▸ EXERCISE REQUIREMENTS
Write out the rows below unchanged, beginning with the first one and stopping after the line that contains "legend-subscript: lmax (1048, 349, 1070, 361)".

# Start of DATA RECORDS

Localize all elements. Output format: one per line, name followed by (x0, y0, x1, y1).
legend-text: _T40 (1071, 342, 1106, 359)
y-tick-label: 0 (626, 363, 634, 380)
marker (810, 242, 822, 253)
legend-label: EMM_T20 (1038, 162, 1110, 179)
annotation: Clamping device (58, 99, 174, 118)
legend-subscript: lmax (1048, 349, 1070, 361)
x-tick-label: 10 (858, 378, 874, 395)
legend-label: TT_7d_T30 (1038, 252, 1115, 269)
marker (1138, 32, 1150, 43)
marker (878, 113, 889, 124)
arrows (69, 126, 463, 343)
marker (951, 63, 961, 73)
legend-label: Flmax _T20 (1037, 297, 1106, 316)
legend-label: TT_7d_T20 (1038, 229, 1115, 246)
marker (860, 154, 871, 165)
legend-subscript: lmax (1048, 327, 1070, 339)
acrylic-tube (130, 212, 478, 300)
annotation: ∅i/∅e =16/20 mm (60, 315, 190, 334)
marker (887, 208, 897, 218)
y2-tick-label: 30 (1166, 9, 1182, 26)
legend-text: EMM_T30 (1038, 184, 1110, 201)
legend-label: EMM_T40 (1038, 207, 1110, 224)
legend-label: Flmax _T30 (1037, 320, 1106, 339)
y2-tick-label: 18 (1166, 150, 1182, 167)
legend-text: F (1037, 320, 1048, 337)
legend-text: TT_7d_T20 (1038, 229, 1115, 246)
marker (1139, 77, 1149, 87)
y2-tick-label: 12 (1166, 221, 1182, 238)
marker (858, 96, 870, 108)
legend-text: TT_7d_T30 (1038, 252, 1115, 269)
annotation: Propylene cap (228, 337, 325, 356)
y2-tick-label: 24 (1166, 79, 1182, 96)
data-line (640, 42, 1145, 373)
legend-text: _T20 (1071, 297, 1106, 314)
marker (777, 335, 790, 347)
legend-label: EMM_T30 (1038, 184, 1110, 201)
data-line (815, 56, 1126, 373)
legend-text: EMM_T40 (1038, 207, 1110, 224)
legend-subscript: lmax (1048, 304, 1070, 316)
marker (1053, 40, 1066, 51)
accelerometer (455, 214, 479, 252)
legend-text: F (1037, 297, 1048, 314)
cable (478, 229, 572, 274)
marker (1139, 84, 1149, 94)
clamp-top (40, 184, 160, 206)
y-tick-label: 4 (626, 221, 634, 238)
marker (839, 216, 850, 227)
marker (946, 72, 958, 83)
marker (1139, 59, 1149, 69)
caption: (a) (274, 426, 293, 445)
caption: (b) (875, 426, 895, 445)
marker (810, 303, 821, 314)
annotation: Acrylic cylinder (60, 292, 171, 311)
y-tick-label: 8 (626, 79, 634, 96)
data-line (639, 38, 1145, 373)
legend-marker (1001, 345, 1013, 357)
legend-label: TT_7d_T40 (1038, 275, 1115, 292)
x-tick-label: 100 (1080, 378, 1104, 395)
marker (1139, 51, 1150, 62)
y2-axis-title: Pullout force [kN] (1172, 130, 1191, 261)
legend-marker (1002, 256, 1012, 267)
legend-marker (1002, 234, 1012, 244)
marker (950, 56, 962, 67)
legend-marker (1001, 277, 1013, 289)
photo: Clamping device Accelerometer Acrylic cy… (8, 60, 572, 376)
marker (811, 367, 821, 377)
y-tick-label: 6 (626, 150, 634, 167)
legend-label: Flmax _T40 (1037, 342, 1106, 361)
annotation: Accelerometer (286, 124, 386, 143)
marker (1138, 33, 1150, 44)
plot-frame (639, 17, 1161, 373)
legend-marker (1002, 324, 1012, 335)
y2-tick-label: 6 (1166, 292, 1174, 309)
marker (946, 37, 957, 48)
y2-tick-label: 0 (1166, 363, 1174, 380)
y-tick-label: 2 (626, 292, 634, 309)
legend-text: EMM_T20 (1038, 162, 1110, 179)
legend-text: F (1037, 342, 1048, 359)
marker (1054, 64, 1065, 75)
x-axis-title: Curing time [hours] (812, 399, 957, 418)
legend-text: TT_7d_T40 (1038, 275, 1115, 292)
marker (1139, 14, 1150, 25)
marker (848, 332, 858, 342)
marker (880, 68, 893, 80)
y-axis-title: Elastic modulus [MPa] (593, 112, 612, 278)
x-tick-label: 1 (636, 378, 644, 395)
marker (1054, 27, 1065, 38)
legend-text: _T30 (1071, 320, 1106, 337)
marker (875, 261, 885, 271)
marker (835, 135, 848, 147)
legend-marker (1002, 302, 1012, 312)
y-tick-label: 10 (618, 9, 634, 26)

# End of DATA RECORDS

▸ THE SOLUTION
Localize all elements. Output format: one per line, name followed by (x0, y0, x1, y1).
legend-text: _T40 (1071, 342, 1106, 359)
y-tick-label: 0 (626, 363, 634, 380)
marker (810, 242, 822, 253)
legend-label: EMM_T20 (1038, 162, 1110, 179)
annotation: Clamping device (58, 99, 174, 118)
legend-subscript: lmax (1048, 349, 1070, 361)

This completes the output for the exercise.